* **Set problem**:
Reproduce all the entries precisely.
-- Start Dataset excerpts --
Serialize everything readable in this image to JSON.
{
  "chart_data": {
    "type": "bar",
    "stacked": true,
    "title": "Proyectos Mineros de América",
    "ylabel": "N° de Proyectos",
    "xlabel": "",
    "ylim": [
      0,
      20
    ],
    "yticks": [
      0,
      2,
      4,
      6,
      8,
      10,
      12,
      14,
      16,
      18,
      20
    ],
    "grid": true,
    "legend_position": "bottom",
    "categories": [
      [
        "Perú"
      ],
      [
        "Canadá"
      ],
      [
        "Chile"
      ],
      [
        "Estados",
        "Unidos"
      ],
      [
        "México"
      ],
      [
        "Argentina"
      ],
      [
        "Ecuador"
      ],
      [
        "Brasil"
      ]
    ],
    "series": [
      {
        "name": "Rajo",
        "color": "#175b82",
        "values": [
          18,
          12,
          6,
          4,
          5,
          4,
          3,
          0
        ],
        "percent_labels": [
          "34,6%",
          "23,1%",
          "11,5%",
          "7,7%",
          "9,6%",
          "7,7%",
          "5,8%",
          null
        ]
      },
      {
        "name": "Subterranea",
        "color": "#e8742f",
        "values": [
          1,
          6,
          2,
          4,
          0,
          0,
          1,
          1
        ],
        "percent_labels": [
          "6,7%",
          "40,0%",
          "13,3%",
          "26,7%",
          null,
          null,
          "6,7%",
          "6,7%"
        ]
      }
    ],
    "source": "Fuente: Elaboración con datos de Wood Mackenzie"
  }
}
-- End Dataset excerpts --
* **Answer to the task**:
Serialize everything readable in this image to JSON.
{
  "chart_data": {
    "type": "bar",
    "stacked": true,
    "title": "Proyectos Mineros de América",
    "ylabel": "N° de Proyectos",
    "xlabel": "",
    "ylim": [
      0,
      20
    ],
    "yticks": [
      0,
      2,
      4,
      6,
      8,
      10,
      12,
      14,
      16,
      18,
      20
    ],
    "grid": true,
    "legend_position": "bottom",
    "categories": [
      [
        "Perú"
      ],
      [
        "Canadá"
      ],
      [
        "Chile"
      ],
      [
        "Estados",
        "Unidos"
      ],
      [
        "México"
      ],
      [
        "Argentina"
      ],
      [
        "Ecuador"
      ],
      [
        "Brasil"
      ]
    ],
    "series": [
      {
        "name": "Rajo",
        "color": "#175b82",
        "values": [
          18,
          12,
          6,
          4,
          5,
          4,
          3,
          0
        ],
        "percent_labels": [
          "34,6%",
          "23,1%",
          "11,5%",
          "7,7%",
          "9,6%",
          "7,7%",
          "5,8%",
          null
        ]
      },
      {
        "name": "Subterranea",
        "color": "#e8742f",
        "values": [
          1,
          6,
          2,
          4,
          0,
          0,
          1,
          1
        ],
        "percent_labels": [
          "6,7%",
          "40,0%",
          "13,3%",
          "26,7%",
          null,
          null,
          "6,7%",
          "6,7%"
        ]
      }
    ],
    "source": "Fuente: Elaboración con datos de Wood Mackenzie"
  }
}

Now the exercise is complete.